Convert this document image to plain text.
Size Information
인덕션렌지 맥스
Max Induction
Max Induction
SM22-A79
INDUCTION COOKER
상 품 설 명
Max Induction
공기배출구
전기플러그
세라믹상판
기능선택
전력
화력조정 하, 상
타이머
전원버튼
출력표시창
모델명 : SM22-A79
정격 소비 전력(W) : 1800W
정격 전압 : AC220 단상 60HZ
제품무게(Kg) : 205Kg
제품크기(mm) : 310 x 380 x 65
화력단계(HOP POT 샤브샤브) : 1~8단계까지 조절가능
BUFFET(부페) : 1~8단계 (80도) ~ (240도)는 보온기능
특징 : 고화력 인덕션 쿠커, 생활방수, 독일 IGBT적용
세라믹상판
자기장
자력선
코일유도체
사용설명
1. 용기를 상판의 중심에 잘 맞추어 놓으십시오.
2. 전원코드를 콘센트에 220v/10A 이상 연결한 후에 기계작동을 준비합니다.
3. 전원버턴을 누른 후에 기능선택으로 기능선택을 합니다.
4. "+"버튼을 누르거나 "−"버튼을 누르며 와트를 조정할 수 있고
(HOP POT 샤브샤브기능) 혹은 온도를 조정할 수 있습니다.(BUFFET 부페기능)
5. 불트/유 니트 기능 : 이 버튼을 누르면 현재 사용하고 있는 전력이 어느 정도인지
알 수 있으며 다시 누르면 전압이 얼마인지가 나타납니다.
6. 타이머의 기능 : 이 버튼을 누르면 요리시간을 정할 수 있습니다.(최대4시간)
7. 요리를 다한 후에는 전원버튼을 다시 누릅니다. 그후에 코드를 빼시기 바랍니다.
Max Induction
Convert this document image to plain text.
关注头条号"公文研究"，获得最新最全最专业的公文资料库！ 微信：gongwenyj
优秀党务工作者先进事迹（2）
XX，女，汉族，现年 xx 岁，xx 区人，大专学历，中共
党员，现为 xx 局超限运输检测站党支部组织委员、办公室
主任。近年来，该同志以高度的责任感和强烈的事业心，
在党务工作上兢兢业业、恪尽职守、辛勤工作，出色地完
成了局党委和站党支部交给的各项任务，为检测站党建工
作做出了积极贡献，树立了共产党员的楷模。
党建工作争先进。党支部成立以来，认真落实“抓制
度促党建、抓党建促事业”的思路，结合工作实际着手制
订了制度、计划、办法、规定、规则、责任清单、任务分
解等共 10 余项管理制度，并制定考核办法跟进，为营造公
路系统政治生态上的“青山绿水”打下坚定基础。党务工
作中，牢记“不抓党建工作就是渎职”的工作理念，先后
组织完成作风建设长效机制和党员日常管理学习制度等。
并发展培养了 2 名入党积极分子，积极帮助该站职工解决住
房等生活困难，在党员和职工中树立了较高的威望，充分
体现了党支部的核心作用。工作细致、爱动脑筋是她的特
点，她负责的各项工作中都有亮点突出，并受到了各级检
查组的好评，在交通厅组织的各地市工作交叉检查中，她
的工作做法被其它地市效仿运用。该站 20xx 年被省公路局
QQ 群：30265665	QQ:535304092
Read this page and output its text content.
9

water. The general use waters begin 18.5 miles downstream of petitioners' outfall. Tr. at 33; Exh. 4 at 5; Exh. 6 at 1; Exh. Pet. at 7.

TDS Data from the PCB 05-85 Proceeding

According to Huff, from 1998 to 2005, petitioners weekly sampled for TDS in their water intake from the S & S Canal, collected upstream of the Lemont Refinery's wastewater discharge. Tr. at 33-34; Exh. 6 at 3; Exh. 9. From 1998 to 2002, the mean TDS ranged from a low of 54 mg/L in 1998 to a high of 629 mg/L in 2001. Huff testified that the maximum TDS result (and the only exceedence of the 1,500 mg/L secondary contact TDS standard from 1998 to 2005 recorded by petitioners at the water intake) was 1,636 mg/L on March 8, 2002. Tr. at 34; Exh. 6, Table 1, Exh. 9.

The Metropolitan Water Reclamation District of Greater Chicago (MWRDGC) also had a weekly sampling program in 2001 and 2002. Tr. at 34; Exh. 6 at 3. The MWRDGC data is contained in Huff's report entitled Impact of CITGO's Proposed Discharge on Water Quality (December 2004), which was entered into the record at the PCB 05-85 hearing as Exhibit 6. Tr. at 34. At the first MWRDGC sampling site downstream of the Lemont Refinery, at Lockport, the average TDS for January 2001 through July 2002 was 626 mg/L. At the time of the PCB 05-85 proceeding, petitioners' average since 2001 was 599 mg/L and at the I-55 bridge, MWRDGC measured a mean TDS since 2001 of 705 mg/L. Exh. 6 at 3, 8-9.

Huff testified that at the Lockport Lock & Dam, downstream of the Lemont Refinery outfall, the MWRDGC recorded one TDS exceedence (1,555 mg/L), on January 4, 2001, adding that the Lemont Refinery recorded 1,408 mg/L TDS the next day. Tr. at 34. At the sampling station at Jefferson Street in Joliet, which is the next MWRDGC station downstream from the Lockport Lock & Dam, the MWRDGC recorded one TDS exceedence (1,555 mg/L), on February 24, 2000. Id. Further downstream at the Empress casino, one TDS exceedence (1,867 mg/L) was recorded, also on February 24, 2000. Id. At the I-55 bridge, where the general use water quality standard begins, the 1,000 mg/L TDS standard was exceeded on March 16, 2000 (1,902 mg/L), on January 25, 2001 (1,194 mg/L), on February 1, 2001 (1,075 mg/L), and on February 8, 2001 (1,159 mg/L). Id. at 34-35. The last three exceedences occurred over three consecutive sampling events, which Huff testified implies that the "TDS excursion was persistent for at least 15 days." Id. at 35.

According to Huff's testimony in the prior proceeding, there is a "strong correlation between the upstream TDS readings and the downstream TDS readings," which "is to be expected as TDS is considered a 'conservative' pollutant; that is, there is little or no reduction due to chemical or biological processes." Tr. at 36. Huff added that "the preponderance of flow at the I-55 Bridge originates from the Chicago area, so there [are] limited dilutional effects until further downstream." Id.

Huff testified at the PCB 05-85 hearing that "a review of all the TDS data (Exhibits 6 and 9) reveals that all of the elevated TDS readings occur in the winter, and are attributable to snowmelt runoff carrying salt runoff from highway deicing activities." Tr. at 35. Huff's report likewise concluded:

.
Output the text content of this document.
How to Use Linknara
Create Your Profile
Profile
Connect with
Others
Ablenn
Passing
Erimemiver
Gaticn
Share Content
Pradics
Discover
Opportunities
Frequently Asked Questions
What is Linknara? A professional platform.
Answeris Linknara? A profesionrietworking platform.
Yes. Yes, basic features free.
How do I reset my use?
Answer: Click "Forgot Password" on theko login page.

» **YOUR TASK**: Starting with the line that contains "Output the text content of this document.", print each line through the last one in the listing. Include both end lines and add nothing.

» **OUTPUT BELOW**:
Output the text content of this document.
How to Use Linknara
Create Your Profile
Profile
Connect with
Others
Ablenn
Passing
Erimemiver
Gaticn
Share Content
Pradics
Discover
Opportunities
Frequently Asked Questions
What is Linknara? A professional platform.
Answeris Linknara? A profesionrietworking platform.
Yes. Yes, basic features free.
How do I reset my use?
Answer: Click "Forgot Password" on theko login page.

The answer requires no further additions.